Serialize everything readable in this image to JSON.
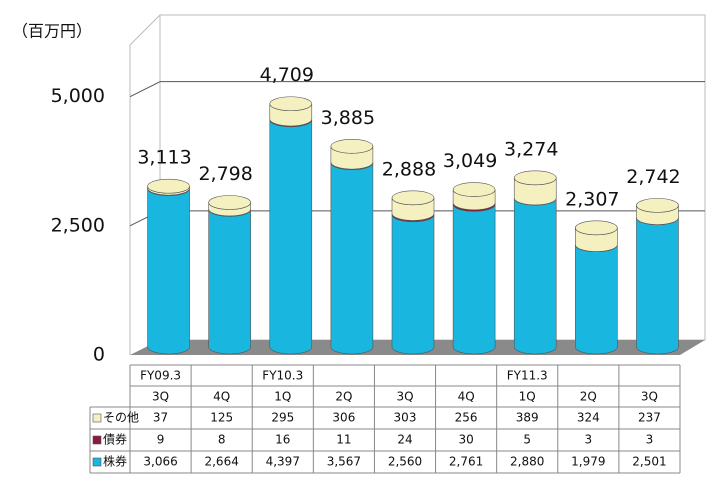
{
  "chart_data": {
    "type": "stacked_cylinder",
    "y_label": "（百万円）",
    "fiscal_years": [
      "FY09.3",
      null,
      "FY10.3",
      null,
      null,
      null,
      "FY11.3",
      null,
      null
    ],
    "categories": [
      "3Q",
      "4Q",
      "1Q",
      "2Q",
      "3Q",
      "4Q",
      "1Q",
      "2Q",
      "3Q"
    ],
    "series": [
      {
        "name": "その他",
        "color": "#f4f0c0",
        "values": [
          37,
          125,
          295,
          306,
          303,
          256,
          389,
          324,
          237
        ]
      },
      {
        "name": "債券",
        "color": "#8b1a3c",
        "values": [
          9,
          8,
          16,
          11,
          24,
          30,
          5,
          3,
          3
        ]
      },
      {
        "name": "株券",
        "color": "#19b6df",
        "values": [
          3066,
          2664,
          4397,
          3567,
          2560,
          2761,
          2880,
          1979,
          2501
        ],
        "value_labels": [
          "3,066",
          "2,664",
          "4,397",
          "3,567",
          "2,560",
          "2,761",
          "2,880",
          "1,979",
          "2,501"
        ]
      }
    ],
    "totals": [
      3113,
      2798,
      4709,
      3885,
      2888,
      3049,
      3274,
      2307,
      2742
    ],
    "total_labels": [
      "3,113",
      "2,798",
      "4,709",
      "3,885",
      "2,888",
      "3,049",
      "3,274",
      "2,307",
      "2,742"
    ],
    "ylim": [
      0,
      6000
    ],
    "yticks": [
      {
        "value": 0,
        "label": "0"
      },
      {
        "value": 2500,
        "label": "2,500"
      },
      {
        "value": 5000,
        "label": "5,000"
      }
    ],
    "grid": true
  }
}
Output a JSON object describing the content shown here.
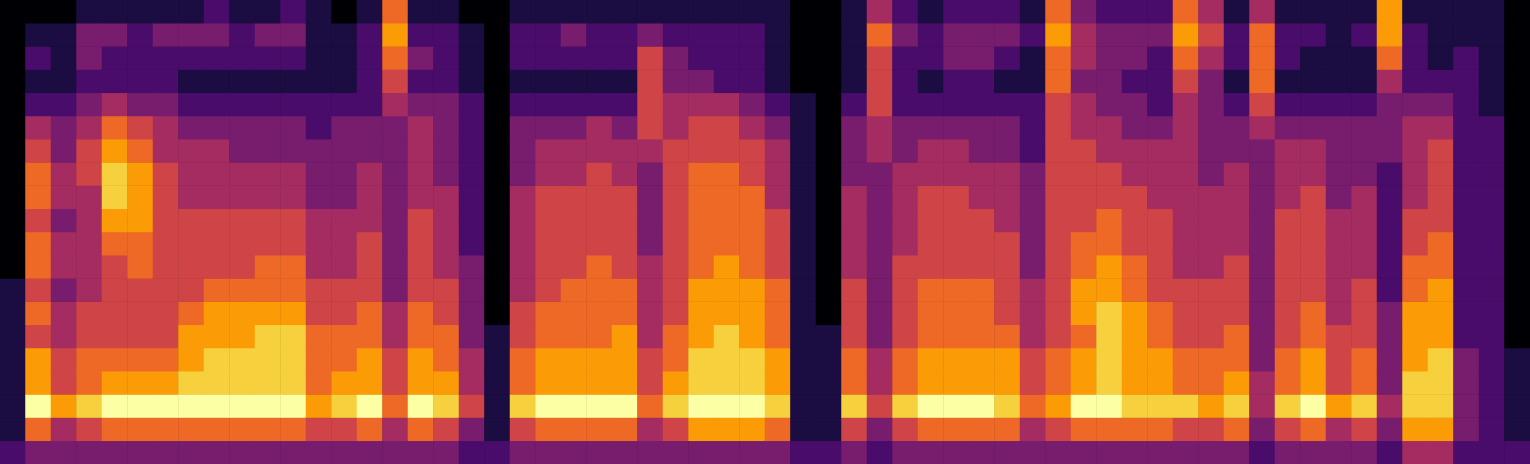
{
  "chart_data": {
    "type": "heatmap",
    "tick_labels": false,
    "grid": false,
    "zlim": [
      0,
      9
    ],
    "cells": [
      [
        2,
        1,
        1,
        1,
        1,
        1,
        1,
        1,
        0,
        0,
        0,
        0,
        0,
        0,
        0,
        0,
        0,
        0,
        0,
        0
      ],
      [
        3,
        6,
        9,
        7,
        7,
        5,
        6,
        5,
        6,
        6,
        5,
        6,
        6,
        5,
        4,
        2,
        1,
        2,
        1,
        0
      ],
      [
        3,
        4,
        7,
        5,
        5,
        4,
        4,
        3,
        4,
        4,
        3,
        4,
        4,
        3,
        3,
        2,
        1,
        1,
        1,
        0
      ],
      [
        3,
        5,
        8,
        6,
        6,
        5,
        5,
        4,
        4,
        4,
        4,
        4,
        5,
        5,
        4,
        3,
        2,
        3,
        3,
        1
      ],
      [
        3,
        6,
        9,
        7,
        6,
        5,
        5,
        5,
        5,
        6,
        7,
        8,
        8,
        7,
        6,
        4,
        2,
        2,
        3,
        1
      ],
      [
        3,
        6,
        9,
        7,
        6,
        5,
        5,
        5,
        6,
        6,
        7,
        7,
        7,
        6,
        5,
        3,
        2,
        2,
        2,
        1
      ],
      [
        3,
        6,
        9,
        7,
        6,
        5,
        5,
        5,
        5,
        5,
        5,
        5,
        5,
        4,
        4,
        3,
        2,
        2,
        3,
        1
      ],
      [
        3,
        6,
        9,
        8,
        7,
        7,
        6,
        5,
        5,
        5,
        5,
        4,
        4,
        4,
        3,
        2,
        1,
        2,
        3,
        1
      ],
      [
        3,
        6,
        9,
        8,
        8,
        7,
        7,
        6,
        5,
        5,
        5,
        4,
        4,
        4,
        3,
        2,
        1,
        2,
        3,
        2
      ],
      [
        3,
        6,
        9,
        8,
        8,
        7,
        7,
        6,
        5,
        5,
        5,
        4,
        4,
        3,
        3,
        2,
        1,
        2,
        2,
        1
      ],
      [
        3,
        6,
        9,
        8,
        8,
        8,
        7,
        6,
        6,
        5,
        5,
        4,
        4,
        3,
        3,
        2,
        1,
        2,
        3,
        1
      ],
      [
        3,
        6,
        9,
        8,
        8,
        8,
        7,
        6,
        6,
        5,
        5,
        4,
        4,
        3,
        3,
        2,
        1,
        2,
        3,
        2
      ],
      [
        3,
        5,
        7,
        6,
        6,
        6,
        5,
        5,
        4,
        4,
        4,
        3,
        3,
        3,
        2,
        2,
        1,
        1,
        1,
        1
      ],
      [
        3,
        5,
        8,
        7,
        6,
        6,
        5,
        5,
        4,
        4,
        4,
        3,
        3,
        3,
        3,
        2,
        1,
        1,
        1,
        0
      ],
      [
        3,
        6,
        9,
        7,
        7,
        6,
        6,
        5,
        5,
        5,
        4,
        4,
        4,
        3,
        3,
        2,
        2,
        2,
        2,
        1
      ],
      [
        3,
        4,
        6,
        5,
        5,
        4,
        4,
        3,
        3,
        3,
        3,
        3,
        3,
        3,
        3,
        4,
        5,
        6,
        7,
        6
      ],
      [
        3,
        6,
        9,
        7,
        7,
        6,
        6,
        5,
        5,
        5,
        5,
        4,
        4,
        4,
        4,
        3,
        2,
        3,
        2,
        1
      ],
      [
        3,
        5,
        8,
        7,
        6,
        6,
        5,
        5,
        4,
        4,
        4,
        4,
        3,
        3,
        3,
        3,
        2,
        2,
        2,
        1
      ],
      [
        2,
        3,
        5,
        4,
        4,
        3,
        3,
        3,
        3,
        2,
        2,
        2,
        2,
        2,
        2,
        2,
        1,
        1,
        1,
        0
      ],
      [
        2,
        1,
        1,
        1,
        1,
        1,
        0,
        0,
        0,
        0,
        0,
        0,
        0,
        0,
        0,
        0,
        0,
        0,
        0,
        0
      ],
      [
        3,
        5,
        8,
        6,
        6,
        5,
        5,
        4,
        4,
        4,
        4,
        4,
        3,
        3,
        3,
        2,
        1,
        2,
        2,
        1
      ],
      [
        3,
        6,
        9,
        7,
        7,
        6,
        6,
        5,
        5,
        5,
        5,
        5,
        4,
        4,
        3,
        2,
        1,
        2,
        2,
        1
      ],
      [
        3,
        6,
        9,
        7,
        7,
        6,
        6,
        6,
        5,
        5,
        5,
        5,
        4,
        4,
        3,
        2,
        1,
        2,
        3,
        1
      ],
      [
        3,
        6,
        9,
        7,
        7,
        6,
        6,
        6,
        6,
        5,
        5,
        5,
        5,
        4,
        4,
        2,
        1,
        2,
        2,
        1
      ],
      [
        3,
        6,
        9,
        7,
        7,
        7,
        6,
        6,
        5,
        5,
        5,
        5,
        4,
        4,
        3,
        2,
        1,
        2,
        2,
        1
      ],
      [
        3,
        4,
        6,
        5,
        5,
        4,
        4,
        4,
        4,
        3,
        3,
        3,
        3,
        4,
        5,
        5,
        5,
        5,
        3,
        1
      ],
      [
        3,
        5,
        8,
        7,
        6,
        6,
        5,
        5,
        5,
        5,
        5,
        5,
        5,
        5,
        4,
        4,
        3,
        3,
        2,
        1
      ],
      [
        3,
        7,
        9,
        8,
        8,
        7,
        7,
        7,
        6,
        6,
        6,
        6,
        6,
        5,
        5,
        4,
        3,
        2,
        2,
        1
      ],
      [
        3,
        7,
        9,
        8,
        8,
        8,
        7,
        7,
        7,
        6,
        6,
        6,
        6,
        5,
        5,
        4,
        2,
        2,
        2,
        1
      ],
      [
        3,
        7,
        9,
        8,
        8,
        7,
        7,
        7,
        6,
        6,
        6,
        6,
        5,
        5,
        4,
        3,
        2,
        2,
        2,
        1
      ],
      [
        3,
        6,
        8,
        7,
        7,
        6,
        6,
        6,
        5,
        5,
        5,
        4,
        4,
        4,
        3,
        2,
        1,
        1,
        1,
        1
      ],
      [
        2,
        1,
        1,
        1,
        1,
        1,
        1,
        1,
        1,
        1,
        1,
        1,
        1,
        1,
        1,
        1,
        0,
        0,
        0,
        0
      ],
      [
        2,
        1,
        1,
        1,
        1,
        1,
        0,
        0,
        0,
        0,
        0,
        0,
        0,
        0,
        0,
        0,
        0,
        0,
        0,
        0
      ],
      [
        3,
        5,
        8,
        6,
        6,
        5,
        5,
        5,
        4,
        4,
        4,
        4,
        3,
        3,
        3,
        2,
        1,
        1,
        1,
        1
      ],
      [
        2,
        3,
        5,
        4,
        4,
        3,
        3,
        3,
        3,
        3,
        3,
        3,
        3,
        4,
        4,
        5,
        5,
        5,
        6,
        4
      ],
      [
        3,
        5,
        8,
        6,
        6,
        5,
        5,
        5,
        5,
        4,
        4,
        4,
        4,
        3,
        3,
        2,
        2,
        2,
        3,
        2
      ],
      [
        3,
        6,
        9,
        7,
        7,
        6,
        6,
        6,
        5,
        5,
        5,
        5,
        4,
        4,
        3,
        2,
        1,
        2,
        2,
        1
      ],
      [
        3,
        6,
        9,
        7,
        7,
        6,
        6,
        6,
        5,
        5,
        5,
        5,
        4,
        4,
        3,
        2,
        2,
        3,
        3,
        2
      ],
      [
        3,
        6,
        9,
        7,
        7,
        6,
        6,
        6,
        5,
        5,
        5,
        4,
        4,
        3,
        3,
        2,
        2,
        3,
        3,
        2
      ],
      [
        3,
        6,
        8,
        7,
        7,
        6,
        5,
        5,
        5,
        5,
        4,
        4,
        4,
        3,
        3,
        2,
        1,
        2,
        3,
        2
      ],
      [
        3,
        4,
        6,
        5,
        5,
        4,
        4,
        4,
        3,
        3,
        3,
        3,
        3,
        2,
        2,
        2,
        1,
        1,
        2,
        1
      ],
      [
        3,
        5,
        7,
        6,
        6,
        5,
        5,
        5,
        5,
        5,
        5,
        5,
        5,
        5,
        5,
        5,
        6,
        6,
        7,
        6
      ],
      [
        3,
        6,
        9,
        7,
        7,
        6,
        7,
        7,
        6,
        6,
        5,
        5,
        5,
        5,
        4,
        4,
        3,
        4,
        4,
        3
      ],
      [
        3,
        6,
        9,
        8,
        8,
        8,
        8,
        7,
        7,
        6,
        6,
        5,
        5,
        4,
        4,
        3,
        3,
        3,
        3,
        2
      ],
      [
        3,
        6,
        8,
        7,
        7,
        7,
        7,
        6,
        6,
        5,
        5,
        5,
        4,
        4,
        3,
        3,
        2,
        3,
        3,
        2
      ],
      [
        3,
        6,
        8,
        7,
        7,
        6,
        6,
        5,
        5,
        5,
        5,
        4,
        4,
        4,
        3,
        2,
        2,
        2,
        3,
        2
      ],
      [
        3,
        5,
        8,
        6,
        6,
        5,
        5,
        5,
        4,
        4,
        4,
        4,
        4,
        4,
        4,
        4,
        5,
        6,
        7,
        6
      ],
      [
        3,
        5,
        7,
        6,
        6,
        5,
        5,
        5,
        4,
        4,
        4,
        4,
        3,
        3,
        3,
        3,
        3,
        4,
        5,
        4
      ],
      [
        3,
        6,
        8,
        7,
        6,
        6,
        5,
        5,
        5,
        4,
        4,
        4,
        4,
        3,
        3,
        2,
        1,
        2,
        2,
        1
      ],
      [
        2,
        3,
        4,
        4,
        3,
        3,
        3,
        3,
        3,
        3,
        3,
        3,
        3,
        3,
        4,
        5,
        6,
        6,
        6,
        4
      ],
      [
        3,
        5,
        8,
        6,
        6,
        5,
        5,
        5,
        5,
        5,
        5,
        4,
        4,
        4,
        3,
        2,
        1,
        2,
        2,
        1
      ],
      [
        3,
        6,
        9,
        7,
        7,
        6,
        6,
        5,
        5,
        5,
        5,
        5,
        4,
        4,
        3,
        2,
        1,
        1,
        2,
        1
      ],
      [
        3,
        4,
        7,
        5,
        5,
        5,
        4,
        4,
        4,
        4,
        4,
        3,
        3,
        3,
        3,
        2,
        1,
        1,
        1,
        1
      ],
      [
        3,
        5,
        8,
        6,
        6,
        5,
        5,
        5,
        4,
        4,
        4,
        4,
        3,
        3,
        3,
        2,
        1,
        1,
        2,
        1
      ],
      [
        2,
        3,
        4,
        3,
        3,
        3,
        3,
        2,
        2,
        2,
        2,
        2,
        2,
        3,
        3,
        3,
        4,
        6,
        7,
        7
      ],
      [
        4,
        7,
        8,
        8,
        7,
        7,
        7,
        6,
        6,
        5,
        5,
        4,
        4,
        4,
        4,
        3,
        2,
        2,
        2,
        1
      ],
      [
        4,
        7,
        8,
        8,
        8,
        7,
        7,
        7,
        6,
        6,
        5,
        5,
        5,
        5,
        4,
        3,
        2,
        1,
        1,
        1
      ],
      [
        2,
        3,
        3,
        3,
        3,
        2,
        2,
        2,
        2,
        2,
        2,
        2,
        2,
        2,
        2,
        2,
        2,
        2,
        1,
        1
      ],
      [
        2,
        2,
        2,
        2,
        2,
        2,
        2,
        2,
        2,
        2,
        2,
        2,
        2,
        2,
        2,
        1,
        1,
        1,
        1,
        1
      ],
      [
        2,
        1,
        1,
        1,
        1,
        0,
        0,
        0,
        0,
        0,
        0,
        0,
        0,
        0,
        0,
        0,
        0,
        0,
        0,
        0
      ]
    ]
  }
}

━━━━━━━━

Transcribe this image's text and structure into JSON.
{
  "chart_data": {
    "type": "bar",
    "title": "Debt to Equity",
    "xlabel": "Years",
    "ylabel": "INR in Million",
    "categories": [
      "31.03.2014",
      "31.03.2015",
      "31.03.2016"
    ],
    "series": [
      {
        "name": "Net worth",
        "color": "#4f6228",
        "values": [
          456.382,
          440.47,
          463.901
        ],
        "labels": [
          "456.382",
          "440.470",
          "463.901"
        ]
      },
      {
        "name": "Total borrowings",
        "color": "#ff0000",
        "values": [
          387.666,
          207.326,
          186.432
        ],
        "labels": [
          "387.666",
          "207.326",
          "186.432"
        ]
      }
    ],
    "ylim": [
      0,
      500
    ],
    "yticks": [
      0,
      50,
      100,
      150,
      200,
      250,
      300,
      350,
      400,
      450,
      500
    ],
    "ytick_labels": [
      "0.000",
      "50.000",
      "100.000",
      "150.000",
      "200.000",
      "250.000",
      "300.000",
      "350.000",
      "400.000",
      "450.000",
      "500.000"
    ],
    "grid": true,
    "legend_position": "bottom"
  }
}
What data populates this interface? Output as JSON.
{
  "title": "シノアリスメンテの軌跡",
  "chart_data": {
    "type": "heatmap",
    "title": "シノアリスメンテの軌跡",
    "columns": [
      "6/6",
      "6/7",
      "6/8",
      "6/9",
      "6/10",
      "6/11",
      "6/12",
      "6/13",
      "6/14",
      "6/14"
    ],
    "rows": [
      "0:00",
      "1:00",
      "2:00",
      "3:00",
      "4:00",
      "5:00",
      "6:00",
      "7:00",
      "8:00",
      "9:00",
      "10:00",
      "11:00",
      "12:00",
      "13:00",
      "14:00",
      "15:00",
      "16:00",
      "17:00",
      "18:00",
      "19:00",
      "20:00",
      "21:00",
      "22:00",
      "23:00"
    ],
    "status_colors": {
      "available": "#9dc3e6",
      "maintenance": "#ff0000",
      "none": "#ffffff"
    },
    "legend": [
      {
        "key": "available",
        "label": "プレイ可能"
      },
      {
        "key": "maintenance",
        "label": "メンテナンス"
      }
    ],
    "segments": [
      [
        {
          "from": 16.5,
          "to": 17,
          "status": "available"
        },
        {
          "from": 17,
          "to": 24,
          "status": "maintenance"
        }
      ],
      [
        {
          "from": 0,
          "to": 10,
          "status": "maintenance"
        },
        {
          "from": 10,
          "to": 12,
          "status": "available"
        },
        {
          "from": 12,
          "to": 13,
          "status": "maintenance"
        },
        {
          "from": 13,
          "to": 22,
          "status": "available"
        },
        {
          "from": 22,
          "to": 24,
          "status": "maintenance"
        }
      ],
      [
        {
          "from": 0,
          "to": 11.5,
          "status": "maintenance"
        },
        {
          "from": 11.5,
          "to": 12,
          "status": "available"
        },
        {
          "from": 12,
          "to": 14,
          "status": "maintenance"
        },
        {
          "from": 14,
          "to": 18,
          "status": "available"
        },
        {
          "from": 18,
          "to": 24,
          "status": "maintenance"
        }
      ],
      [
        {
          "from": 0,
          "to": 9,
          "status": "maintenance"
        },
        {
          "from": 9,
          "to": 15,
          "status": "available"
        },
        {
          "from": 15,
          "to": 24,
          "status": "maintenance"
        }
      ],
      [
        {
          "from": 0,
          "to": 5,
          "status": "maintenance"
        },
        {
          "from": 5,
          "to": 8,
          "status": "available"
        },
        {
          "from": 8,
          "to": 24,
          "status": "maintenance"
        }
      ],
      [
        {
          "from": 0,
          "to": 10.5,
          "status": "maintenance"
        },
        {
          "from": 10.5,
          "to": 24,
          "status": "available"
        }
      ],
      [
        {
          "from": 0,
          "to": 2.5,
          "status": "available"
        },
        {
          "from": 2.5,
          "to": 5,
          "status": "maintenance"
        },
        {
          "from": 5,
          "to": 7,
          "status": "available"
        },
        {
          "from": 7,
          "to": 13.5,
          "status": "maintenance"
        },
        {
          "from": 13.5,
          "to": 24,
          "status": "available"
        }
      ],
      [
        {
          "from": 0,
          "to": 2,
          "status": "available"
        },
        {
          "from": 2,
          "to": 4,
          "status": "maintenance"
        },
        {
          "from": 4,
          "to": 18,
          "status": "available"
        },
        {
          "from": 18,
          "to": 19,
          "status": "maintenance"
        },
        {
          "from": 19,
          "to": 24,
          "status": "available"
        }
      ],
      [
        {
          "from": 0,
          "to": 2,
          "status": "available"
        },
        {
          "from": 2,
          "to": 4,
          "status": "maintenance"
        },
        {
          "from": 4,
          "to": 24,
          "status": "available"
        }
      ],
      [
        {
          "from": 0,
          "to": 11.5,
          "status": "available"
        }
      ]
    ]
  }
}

━━━━━━━━

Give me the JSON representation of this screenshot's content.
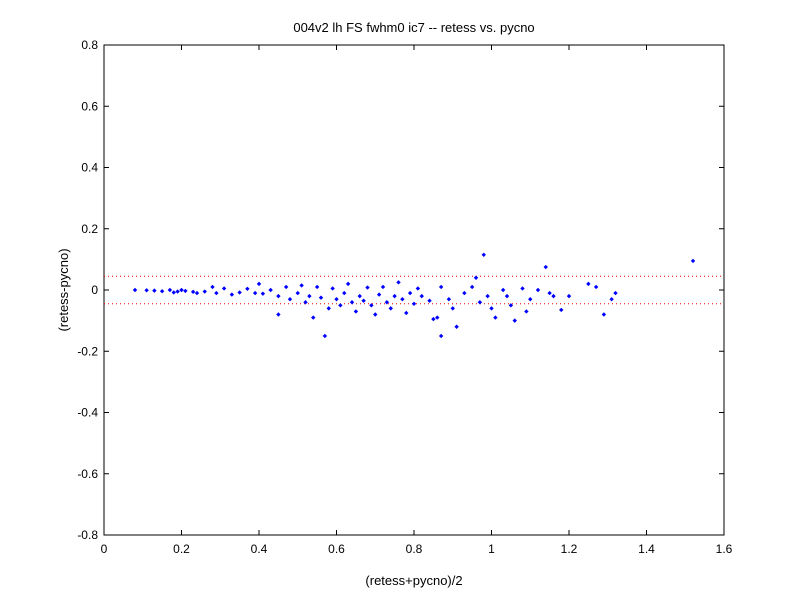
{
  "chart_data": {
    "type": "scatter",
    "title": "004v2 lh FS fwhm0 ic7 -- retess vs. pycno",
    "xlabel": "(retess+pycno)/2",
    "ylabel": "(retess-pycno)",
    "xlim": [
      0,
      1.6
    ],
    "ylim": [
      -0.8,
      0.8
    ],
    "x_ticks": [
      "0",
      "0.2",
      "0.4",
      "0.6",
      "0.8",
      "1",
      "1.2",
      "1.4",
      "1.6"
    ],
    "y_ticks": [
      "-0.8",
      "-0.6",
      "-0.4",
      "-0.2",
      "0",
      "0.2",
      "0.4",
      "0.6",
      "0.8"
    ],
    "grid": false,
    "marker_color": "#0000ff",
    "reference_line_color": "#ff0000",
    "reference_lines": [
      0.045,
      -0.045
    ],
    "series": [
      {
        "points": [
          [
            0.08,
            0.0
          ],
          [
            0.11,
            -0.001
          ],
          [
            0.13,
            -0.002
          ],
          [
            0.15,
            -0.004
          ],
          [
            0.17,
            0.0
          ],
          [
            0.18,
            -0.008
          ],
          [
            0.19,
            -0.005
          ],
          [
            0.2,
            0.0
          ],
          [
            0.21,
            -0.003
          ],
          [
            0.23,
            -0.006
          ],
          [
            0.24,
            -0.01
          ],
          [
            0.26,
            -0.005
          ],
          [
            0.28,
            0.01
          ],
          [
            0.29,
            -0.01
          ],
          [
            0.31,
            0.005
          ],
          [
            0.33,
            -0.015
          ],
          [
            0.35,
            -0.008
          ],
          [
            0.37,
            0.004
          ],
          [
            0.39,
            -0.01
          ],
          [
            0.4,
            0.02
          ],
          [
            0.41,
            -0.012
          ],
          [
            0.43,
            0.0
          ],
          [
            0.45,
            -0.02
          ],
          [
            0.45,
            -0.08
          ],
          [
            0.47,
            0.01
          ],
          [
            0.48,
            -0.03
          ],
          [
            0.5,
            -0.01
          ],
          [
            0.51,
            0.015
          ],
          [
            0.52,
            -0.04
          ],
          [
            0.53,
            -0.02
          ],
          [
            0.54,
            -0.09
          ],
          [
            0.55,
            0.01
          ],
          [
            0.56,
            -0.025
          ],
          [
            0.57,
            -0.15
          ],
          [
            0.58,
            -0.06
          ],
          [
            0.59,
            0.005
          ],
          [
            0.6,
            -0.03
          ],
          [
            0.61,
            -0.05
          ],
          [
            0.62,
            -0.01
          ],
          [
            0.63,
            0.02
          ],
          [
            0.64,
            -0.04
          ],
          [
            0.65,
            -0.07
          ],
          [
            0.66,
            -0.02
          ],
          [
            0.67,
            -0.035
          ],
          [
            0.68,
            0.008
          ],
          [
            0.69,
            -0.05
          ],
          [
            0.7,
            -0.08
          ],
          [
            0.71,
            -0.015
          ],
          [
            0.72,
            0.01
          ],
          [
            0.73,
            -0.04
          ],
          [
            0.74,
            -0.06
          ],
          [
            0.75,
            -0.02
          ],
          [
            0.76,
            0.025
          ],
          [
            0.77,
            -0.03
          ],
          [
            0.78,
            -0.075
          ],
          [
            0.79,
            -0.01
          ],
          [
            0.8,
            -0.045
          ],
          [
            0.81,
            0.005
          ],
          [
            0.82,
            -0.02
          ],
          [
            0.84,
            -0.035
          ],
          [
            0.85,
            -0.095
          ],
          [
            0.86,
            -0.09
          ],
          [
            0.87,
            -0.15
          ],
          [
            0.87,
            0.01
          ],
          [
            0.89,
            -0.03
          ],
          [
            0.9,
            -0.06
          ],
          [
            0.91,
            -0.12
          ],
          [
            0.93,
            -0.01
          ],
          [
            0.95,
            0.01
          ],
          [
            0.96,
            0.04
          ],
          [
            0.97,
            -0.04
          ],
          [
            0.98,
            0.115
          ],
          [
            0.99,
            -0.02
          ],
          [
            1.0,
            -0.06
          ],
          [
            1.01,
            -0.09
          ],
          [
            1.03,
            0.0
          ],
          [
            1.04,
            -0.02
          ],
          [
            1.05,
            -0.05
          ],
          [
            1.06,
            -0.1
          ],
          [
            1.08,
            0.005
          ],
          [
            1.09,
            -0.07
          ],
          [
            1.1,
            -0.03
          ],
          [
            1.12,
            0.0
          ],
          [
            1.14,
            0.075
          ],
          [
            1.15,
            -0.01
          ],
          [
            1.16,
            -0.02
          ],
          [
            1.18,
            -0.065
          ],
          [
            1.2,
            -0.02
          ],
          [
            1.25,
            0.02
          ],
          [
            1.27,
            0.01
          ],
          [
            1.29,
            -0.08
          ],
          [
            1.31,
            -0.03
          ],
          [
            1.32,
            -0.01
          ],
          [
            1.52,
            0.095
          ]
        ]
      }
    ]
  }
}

━━━━━━━━

Challenge: Copy down every line of the material above that includes the string "type".

Task output:
    "type": "stacked_cylinder",
    "type": "heatmap",
    "type": "bar",
    "type": "heatmap",
    "type": "scatter",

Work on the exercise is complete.